- **Stored entries**
++++++++++++++++++++

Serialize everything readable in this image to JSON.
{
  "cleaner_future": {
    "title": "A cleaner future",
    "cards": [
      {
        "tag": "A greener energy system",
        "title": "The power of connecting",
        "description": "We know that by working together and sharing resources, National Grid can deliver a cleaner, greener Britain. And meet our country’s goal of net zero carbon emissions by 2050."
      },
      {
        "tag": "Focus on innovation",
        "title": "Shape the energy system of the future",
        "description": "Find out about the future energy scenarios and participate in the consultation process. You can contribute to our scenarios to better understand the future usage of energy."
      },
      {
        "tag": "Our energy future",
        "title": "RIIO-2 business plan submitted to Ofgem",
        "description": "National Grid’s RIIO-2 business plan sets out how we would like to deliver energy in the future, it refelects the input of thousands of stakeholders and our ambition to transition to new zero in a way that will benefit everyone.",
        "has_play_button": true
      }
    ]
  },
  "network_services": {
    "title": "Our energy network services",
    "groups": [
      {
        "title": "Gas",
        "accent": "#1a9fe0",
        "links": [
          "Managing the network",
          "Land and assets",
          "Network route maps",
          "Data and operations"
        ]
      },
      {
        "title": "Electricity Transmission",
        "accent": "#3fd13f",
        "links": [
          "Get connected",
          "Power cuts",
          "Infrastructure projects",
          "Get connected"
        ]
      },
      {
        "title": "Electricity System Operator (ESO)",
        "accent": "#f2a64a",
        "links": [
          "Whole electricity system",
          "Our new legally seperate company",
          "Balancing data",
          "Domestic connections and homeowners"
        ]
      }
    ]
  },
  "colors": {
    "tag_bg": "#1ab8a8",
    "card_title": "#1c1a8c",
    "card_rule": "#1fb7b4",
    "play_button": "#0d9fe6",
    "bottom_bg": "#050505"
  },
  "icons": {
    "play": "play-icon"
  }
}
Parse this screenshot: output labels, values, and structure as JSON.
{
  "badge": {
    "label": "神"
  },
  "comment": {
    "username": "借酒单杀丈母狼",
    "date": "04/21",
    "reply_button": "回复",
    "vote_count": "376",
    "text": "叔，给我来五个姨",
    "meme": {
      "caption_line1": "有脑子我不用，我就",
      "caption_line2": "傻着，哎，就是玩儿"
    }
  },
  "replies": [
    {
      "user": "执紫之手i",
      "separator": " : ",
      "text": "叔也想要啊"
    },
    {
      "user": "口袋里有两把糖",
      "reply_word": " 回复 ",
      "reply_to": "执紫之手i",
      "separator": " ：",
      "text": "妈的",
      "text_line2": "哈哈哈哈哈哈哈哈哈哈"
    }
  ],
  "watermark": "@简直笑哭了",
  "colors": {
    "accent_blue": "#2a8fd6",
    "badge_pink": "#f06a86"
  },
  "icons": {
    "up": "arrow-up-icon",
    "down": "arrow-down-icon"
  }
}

++++++++++++++++++++

- **Written exercise**
Write out all the entries exactly.

- **Solution to this task**
Serialize everything readable in this image to JSON.
{
  "cleaner_future": {
    "title": "A cleaner future",
    "cards": [
      {
        "tag": "A greener energy system",
        "title": "The power of connecting",
        "description": "We know that by working together and sharing resources, National Grid can deliver a cleaner, greener Britain. And meet our country’s goal of net zero carbon emissions by 2050."
      },
      {
        "tag": "Focus on innovation",
        "title": "Shape the energy system of the future",
        "description": "Find out about the future energy scenarios and participate in the consultation process. You can contribute to our scenarios to better understand the future usage of energy."
      },
      {
        "tag": "Our energy future",
        "title": "RIIO-2 business plan submitted to Ofgem",
        "description": "National Grid’s RIIO-2 business plan sets out how we would like to deliver energy in the future, it refelects the input of thousands of stakeholders and our ambition to transition to new zero in a way that will benefit everyone.",
        "has_play_button": true
      }
    ]
  },
  "network_services": {
    "title": "Our energy network services",
    "groups": [
      {
        "title": "Gas",
        "accent": "#1a9fe0",
        "links": [
          "Managing the network",
          "Land and assets",
          "Network route maps",
          "Data and operations"
        ]
      },
      {
        "title": "Electricity Transmission",
        "accent": "#3fd13f",
        "links": [
          "Get connected",
          "Power cuts",
          "Infrastructure projects",
          "Get connected"
        ]
      },
      {
        "title": "Electricity System Operator (ESO)",
        "accent": "#f2a64a",
        "links": [
          "Whole electricity system",
          "Our new legally seperate company",
          "Balancing data",
          "Domestic connections and homeowners"
        ]
      }
    ]
  },
  "colors": {
    "tag_bg": "#1ab8a8",
    "card_title": "#1c1a8c",
    "card_rule": "#1fb7b4",
    "play_button": "#0d9fe6",
    "bottom_bg": "#050505"
  },
  "icons": {
    "play": "play-icon"
  }
}
Parse this screenshot: output labels, values, and structure as JSON.
{
  "badge": {
    "label": "神"
  },
  "comment": {
    "username": "借酒单杀丈母狼",
    "date": "04/21",
    "reply_button": "回复",
    "vote_count": "376",
    "text": "叔，给我来五个姨",
    "meme": {
      "caption_line1": "有脑子我不用，我就",
      "caption_line2": "傻着，哎，就是玩儿"
    }
  },
  "replies": [
    {
      "user": "执紫之手i",
      "separator": " : ",
      "text": "叔也想要啊"
    },
    {
      "user": "口袋里有两把糖",
      "reply_word": " 回复 ",
      "reply_to": "执紫之手i",
      "separator": " ：",
      "text": "妈的",
      "text_line2": "哈哈哈哈哈哈哈哈哈哈"
    }
  ],
  "watermark": "@简直笑哭了",
  "colors": {
    "accent_blue": "#2a8fd6",
    "badge_pink": "#f06a86"
  },
  "icons": {
    "up": "arrow-up-icon",
    "down": "arrow-down-icon"
  }
}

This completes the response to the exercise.